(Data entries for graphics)
+-------+

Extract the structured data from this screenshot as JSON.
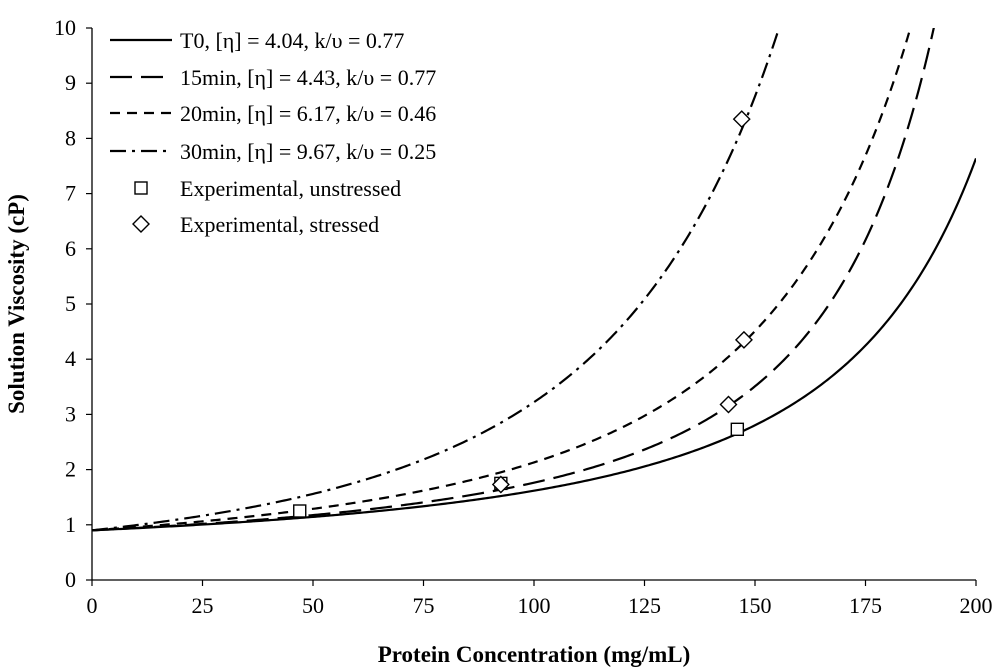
{
  "chart_data": {
    "type": "line",
    "title": "",
    "xlabel": "Protein Concentration (mg/mL)",
    "ylabel": "Solution Viscosity (cP)",
    "xlim": [
      0,
      200
    ],
    "ylim": [
      0,
      10
    ],
    "xticks": [
      0,
      25,
      50,
      75,
      100,
      125,
      150,
      175,
      200
    ],
    "yticks": [
      0,
      1,
      2,
      3,
      4,
      5,
      6,
      7,
      8,
      9,
      10
    ],
    "grid": false,
    "legend_position": "top-left",
    "solvent_viscosity": 0.9,
    "series": [
      {
        "name": "T0, [η] = 4.04, k/υ = 0.77",
        "kind": "curve",
        "style": "solid",
        "intrinsic_viscosity": 4.04,
        "k_over_v": 0.77
      },
      {
        "name": "15min, [η] = 4.43, k/υ = 0.77",
        "kind": "curve",
        "style": "long-dash",
        "intrinsic_viscosity": 4.43,
        "k_over_v": 0.77
      },
      {
        "name": "20min, [η] = 6.17, k/υ = 0.46",
        "kind": "curve",
        "style": "short-dash",
        "intrinsic_viscosity": 6.17,
        "k_over_v": 0.46
      },
      {
        "name": "30min, [η] = 9.67, k/υ = 0.25",
        "kind": "curve",
        "style": "dash-dot",
        "intrinsic_viscosity": 9.67,
        "k_over_v": 0.25
      },
      {
        "name": "Experimental, unstressed",
        "kind": "points",
        "marker": "square",
        "points": [
          [
            47,
            1.25
          ],
          [
            92.5,
            1.75
          ],
          [
            146,
            2.73
          ]
        ]
      },
      {
        "name": "Experimental, stressed",
        "kind": "points",
        "marker": "diamond",
        "points": [
          [
            92.5,
            1.73
          ],
          [
            144,
            3.18
          ],
          [
            147.5,
            4.35
          ],
          [
            147,
            8.35
          ]
        ]
      }
    ]
  }
}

+-------+

**TASK DIRECTIONS**
What lines in the entries above include the string "dash"? Return each one.

**EXERCISE OUTPUT**
        "style": "long-dash",
        "style": "short-dash",
        "style": "dash-dot",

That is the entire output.